--- BEGIN ---
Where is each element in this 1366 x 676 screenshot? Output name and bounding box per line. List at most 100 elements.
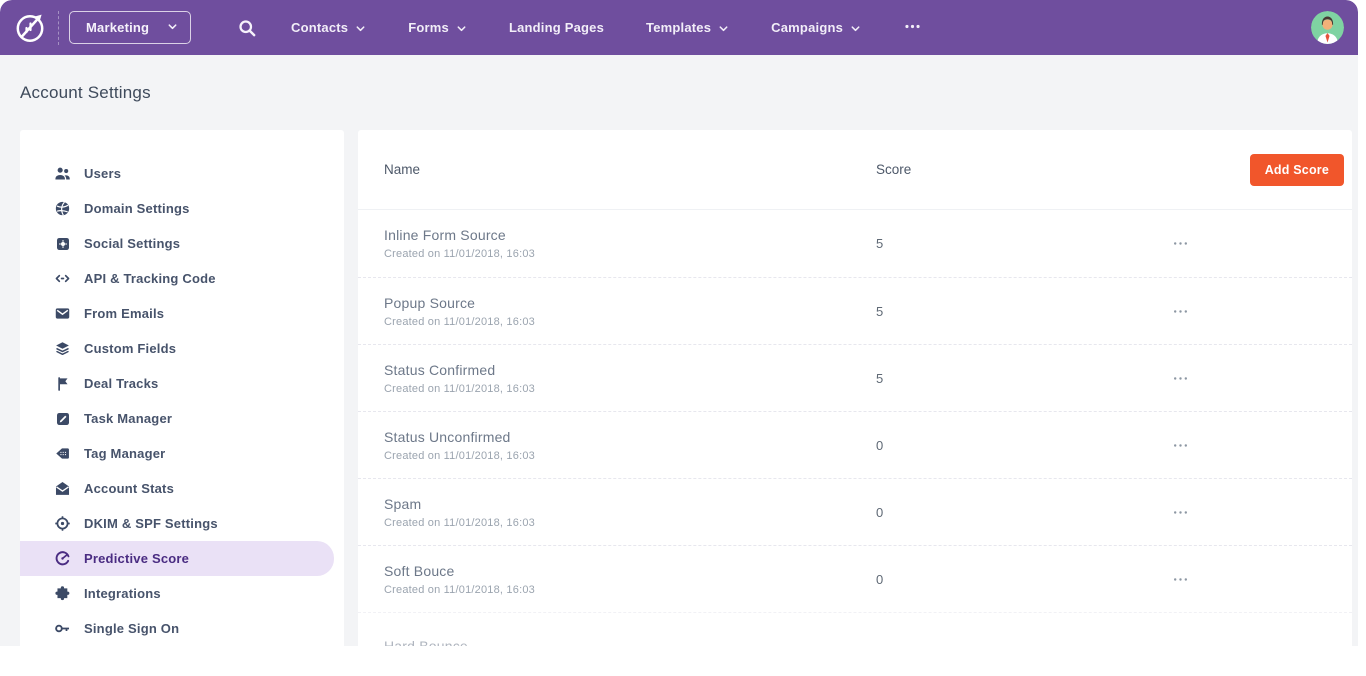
sidebar-item-single-sign-on[interactable]: Single Sign On bbox=[20, 611, 334, 646]
social-gear-icon bbox=[54, 235, 71, 252]
predictive-score-panel: Name Score Add Score Inline Form Source C… bbox=[358, 130, 1352, 646]
row-name-cell: Inline Form Source Created on 11/01/2018,… bbox=[384, 227, 876, 260]
row-menu-button[interactable] bbox=[1172, 370, 1196, 387]
nav-item-label: Forms bbox=[408, 20, 449, 35]
engagebay-logo[interactable] bbox=[12, 9, 50, 47]
row-score-value: 0 bbox=[876, 505, 1172, 520]
sidebar-item-label: Domain Settings bbox=[84, 201, 190, 216]
nav-item-label: Landing Pages bbox=[509, 20, 604, 35]
score-row-status-confirmed: Status Confirmed Created on 11/01/2018, 1… bbox=[358, 344, 1352, 411]
nav-item-label: Templates bbox=[646, 20, 711, 35]
score-row-soft-bouce: Soft BouceCreated on 11/01/2018, 16:030 bbox=[358, 545, 1352, 612]
row-score-value: 5 bbox=[876, 236, 1172, 251]
sidebar-item-predictive-score[interactable]: Predictive Score bbox=[20, 541, 334, 576]
score-row-popup-source: Popup SourceCreated on 11/01/2018, 16:03… bbox=[358, 277, 1352, 344]
dots-horizontal-icon bbox=[903, 17, 922, 39]
sidebar-item-label: Predictive Score bbox=[84, 551, 189, 566]
content-area: Users Domain Settings Social Settings API &… bbox=[0, 130, 1358, 646]
nav-item-label: Campaigns bbox=[771, 20, 843, 35]
sidebar-item-tag-manager[interactable]: Tag Manager bbox=[20, 436, 334, 471]
nav-item-templates[interactable]: Templates bbox=[646, 12, 729, 43]
score-row-inline-form-source: Inline Form Source Created on 11/01/2018,… bbox=[358, 210, 1352, 277]
sidebar-item-social-settings[interactable]: Social Settings bbox=[20, 226, 334, 261]
row-name: Popup Source bbox=[384, 295, 876, 311]
chevron-down-icon bbox=[167, 20, 178, 35]
sidebar-item-account-stats[interactable]: Account Stats bbox=[20, 471, 334, 506]
row-menu-button[interactable] bbox=[1172, 504, 1196, 521]
top-navigation-bar: Marketing Contacts Forms Landing Pages Temp… bbox=[0, 0, 1358, 55]
search-icon[interactable] bbox=[237, 18, 257, 38]
chevron-down-icon bbox=[355, 23, 366, 34]
row-name: Soft Bouce bbox=[384, 563, 876, 579]
row-name-cell: Hard Bounce bbox=[384, 638, 876, 646]
row-name: Hard Bounce bbox=[384, 638, 876, 646]
chevron-down-icon bbox=[456, 23, 467, 34]
row-name-cell: Status Unconfirmed Created on 11/01/2018,… bbox=[384, 429, 876, 462]
chevron-down-icon bbox=[718, 23, 729, 34]
nav-item-more[interactable] bbox=[903, 9, 922, 47]
sidebar-item-label: Tag Manager bbox=[84, 446, 165, 461]
sidebar-item-deal-tracks[interactable]: Deal Tracks bbox=[20, 366, 334, 401]
sidebar-item-label: Custom Fields bbox=[84, 341, 176, 356]
row-name: Inline Form Source bbox=[384, 227, 876, 243]
user-avatar[interactable] bbox=[1311, 11, 1344, 44]
sidebar-item-label: DKIM & SPF Settings bbox=[84, 516, 218, 531]
row-created-timestamp: Created on 11/01/2018, 16:03 bbox=[384, 248, 876, 260]
chevron-down-icon bbox=[850, 23, 861, 34]
score-row-spam: Spam Created on 11/01/2018, 16:030 bbox=[358, 478, 1352, 545]
score-row-hard-bounce: Hard Bounce bbox=[358, 612, 1352, 646]
column-header-name: Name bbox=[384, 162, 876, 177]
row-created-timestamp: Created on 11/01/2018, 16:03 bbox=[384, 517, 876, 529]
sidebar-item-from-emails[interactable]: From Emails bbox=[20, 296, 334, 331]
gauge-icon bbox=[54, 550, 71, 567]
row-created-timestamp: Created on 11/01/2018, 16:03 bbox=[384, 383, 876, 395]
row-name: Spam bbox=[384, 496, 876, 512]
table-header: Name Score Add Score bbox=[358, 130, 1352, 210]
row-name: Status Confirmed bbox=[384, 362, 876, 378]
sidebar-item-custom-fields[interactable]: Custom Fields bbox=[20, 331, 334, 366]
sidebar-item-label: API & Tracking Code bbox=[84, 271, 216, 286]
sidebar-item-label: Single Sign On bbox=[84, 621, 179, 636]
sidebar-item-users[interactable]: Users bbox=[20, 156, 334, 191]
envelope-icon bbox=[54, 305, 71, 322]
nav-item-contacts[interactable]: Contacts bbox=[291, 12, 366, 43]
sidebar-item-label: Integrations bbox=[84, 586, 161, 601]
sidebar-item-dkim-spf-settings[interactable]: DKIM & SPF Settings bbox=[20, 506, 334, 541]
settings-sidebar: Users Domain Settings Social Settings API &… bbox=[20, 130, 344, 646]
column-header-score: Score bbox=[876, 162, 1250, 177]
nav-item-campaigns[interactable]: Campaigns bbox=[771, 12, 861, 43]
row-name-cell: Spam Created on 11/01/2018, 16:03 bbox=[384, 496, 876, 529]
app-switcher-label: Marketing bbox=[86, 20, 149, 35]
row-menu-button[interactable] bbox=[1172, 303, 1196, 320]
app-window: Marketing Contacts Forms Landing Pages Temp… bbox=[0, 0, 1358, 646]
row-name: Status Unconfirmed bbox=[384, 429, 876, 445]
row-score-value: 5 bbox=[876, 371, 1172, 386]
nav-item-landing-pages[interactable]: Landing Pages bbox=[509, 12, 604, 43]
main-nav: Contacts Forms Landing Pages Templates Campa… bbox=[291, 9, 922, 47]
row-menu-button[interactable] bbox=[1172, 571, 1196, 588]
open-envelope-icon bbox=[54, 480, 71, 497]
topbar-divider bbox=[58, 11, 59, 45]
page-header: Account Settings bbox=[0, 55, 1358, 130]
code-icon bbox=[54, 270, 71, 287]
add-score-button[interactable]: Add Score bbox=[1250, 154, 1344, 186]
sidebar-item-api-tracking-code[interactable]: API & Tracking Code bbox=[20, 261, 334, 296]
row-created-timestamp: Created on 11/01/2018, 16:03 bbox=[384, 584, 876, 596]
globe-icon bbox=[54, 200, 71, 217]
sidebar-item-label: Users bbox=[84, 166, 121, 181]
row-menu-button[interactable] bbox=[1172, 235, 1196, 252]
app-switcher-button[interactable]: Marketing bbox=[69, 11, 191, 44]
sidebar-item-integrations[interactable]: Integrations bbox=[20, 576, 334, 611]
nav-item-forms[interactable]: Forms bbox=[408, 12, 467, 43]
row-name-cell: Popup SourceCreated on 11/01/2018, 16:03 bbox=[384, 295, 876, 328]
sidebar-item-domain-settings[interactable]: Domain Settings bbox=[20, 191, 334, 226]
score-rows: Inline Form Source Created on 11/01/2018,… bbox=[358, 210, 1352, 646]
row-created-timestamp: Created on 11/01/2018, 16:03 bbox=[384, 450, 876, 462]
sidebar-item-task-manager[interactable]: Task Manager bbox=[20, 401, 334, 436]
row-name-cell: Soft Bouce Created on 11/01/2018, 16:03 bbox=[384, 563, 876, 596]
sidebar-item-label: Account Stats bbox=[84, 481, 174, 496]
row-menu-button[interactable] bbox=[1172, 437, 1196, 454]
target-icon bbox=[54, 515, 71, 532]
page-title: Account Settings bbox=[20, 83, 151, 103]
key-icon bbox=[54, 620, 71, 637]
--- END ---
_Directions for this task_
Format every line of the listing above as a JSON list of strings, one string per line, and skip any blank lines. Leave the picture out.

_Response_
[
  "Where is each element in this 1366 x 676 screenshot? Output name and bounding box per line. List at most 100 elements.",
  "sidebar-item-single-sign-on[interactable]: Single Sign On bbox=[20, 611, 334, 646]",
  "social-gear-icon bbox=[54, 235, 71, 252]",
  "predictive-score-panel: Name Score Add Score Inline Form Source C… bbox=[358, 130, 1352, 646]",
  "row-name-cell: Inline Form Source Created on 11/01/2018,… bbox=[384, 227, 876, 260]",
  "row-menu-button[interactable] bbox=[1172, 370, 1196, 387]",
  "nav-item-label: Forms bbox=[408, 20, 449, 35]",
  "engagebay-logo[interactable] bbox=[12, 9, 50, 47]",
  "row-score-value: 0 bbox=[876, 505, 1172, 520]",
  "sidebar-item-label: Domain Settings bbox=[84, 201, 190, 216]",
  "nav-item-label: Landing Pages bbox=[509, 20, 604, 35]",
  "score-row-status-confirmed: Status Confirmed Created on 11/01/2018, 1… bbox=[358, 344, 1352, 411]",
  "nav-item-label: Templates bbox=[646, 20, 711, 35]",
  "score-row-soft-bouce: Soft BouceCreated on 11/01/2018, 16:030 bbox=[358, 545, 1352, 612]",
  "row-score-value: 5 bbox=[876, 236, 1172, 251]",
  "sidebar-item-predictive-score[interactable]: Predictive Score bbox=[20, 541, 334, 576]",
  "score-row-popup-source: Popup SourceCreated on 11/01/2018, 16:03… bbox=[358, 277, 1352, 344]",
  "dots-horizontal-icon bbox=[903, 17, 922, 39]",
  "sidebar-item-label: Predictive Score bbox=[84, 551, 189, 566]",
  "content-area: Users Domain Settings Social Settings API &… bbox=[0, 130, 1358, 646]",
  "nav-item-label: Campaigns bbox=[771, 20, 843, 35]",
  "sidebar-item-tag-manager[interactable]: Tag Manager bbox=[20, 436, 334, 471]",
  "nav-item-templates[interactable]: Templates bbox=[646, 12, 729, 43]",
  "score-row-inline-form-source: Inline Form Source Created on 11/01/2018,… bbox=[358, 210, 1352, 277]",
  "sidebar-item-social-settings[interactable]: Social Settings bbox=[20, 226, 334, 261]",
  "row-name: Popup Source bbox=[384, 295, 876, 311]",
  "chevron-down-icon bbox=[167, 20, 178, 35]",
  "sidebar-item-account-stats[interactable]: Account Stats bbox=[20, 471, 334, 506]",
  "row-menu-button[interactable] bbox=[1172, 504, 1196, 521]",
  "top-navigation-bar: Marketing Contacts Forms Landing Pages Temp… bbox=[0, 0, 1358, 55]",
  "search-icon[interactable] bbox=[237, 18, 257, 38]",
  "chevron-down-icon bbox=[355, 23, 366, 34]",
  "row-name: Soft Bouce bbox=[384, 563, 876, 579]",
  "row-name-cell: Hard Bounce bbox=[384, 638, 876, 646]",
  "row-name: Hard Bounce bbox=[384, 638, 876, 646]",
  "chevron-down-icon bbox=[456, 23, 467, 34]",
  "row-name-cell: Status Unconfirmed Created on 11/01/2018,… bbox=[384, 429, 876, 462]",
  "chevron-down-icon bbox=[718, 23, 729, 34]",
  "nav-item-more[interactable] bbox=[903, 9, 922, 47]",
  "sidebar-item-label: Tag Manager bbox=[84, 446, 165, 461]",
  "sidebar-item-deal-tracks[interactable]: Deal Tracks bbox=[20, 366, 334, 401]",
  "sidebar-item-label: Custom Fields bbox=[84, 341, 176, 356]",
  "row-name: Inline Form Source bbox=[384, 227, 876, 243]",
  "user-avatar[interactable] bbox=[1311, 11, 1344, 44]",
  "sidebar-item-label: DKIM & SPF Settings bbox=[84, 516, 218, 531]",
  "row-created-timestamp: Created on 11/01/2018, 16:03 bbox=[384, 248, 876, 260]",
  "chevron-down-icon bbox=[850, 23, 861, 34]",
  "score-row-spam: Spam Created on 11/01/2018, 16:030 bbox=[358, 478, 1352, 545]",
  "score-row-hard-bounce: Hard Bounce bbox=[358, 612, 1352, 646]",
  "column-header-name: Name bbox=[384, 162, 876, 177]",
  "row-created-timestamp: Created on 11/01/2018, 16:03 bbox=[384, 517, 876, 529]",
  "sidebar-item-from-emails[interactable]: From Emails bbox=[20, 296, 334, 331]",
  "gauge-icon bbox=[54, 550, 71, 567]",
  "row-created-timestamp: Created on 11/01/2018, 16:03 bbox=[384, 383, 876, 395]",
  "row-name: Spam bbox=[384, 496, 876, 512]",
  "table-header: Name Score Add Score bbox=[358, 130, 1352, 210]",
  "row-name: Status Confirmed bbox=[384, 362, 876, 378]",
  "sidebar-item-custom-fields[interactable]: Custom Fields bbox=[20, 331, 334, 366]",
  "sidebar-item-label: API & Tracking Code bbox=[84, 271, 216, 286]",
  "sidebar-item-label: Single Sign On bbox=[84, 621, 179, 636]",
  "sidebar-item-users[interactable]: Users bbox=[20, 156, 334, 191]",
  "envelope-icon bbox=[54, 305, 71, 322]",
  "nav-item-contacts[interactable]: Contacts bbox=[291, 12, 366, 43]",
  "sidebar-item-label: Integrations bbox=[84, 586, 161, 601]",
  "sidebar-item-dkim-spf-settings[interactable]: DKIM & SPF Settings bbox=[20, 506, 334, 541]",
  "settings-sidebar: Users Domain Settings Social Settings API &… bbox=[20, 130, 344, 646]",
  "column-header-score: Score bbox=[876, 162, 1250, 177]",
  "nav-item-campaigns[interactable]: Campaigns bbox=[771, 12, 861, 43]",
  "row-name-cell: Spam Created on 11/01/2018, 16:03 bbox=[384, 496, 876, 529]",
  "app-switcher-label: Marketing bbox=[86, 20, 149, 35]",
  "row-menu-button[interactable] bbox=[1172, 303, 1196, 320]",
  "app-window: Marketing Contacts Forms Landing Pages Temp… bbox=[0, 0, 1358, 646]",
  "row-name: Status Unconfirmed bbox=[384, 429, 876, 445]",
  "row-score-value: 5 bbox=[876, 371, 1172, 386]",
  "nav-item-landing-pages[interactable]: Landing Pages bbox=[509, 12, 604, 43]",
  "main-nav: Contacts Forms Landing Pages Templates Campa… bbox=[291, 9, 922, 47]",
  "row-menu-button[interactable] bbox=[1172, 571, 1196, 588]",
  "open-envelope-icon bbox=[54, 480, 71, 497]",
  "topbar-divider bbox=[58, 11, 59, 45]",
  "page-header: Account Settings bbox=[0, 55, 1358, 130]",
  "code-icon bbox=[54, 270, 71, 287]",
  "add-score-button[interactable]: Add Score bbox=[1250, 154, 1344, 186]",
  "sidebar-item-api-tracking-code[interactable]: API & Tracking Code bbox=[20, 261, 334, 296]",
  "row-created-timestamp: Created on 11/01/2018, 16:03 bbox=[384, 584, 876, 596]",
  "globe-icon bbox=[54, 200, 71, 217]",
  "sidebar-item-label: Users bbox=[84, 166, 121, 181]",
  "row-menu-button[interactable] bbox=[1172, 235, 1196, 252]",
  "app-switcher-button[interactable]: Marketing bbox=[69, 11, 191, 44]",
  "sidebar-item-integrations[interactable]: Integrations bbox=[20, 576, 334, 611]",
  "nav-item-forms[interactable]: Forms bbox=[408, 12, 467, 43]",
  "row-name-cell: Popup SourceCreated on 11/01/2018, 16:03 bbox=[384, 295, 876, 328]",
  "sidebar-item-domain-settings[interactable]: Domain Settings bbox=[20, 191, 334, 226]",
  "score-rows: Inline Form Source Created on 11/01/2018,… bbox=[358, 210, 1352, 646]",
  "row-created-timestamp: Created on 11/01/2018, 16:03 bbox=[384, 450, 876, 462]",
  "sidebar-item-task-manager[interactable]: Task Manager bbox=[20, 401, 334, 436]",
  "row-name-cell: Soft Bouce Created on 11/01/2018, 16:03 bbox=[384, 563, 876, 596]",
  "sidebar-item-label: Account Stats bbox=[84, 481, 174, 496]",
  "row-menu-button[interactable] bbox=[1172, 437, 1196, 454]",
  "target-icon bbox=[54, 515, 71, 532]",
  "page-title: Account Settings bbox=[20, 83, 151, 103]",
  "key-icon bbox=[54, 620, 71, 637]"
]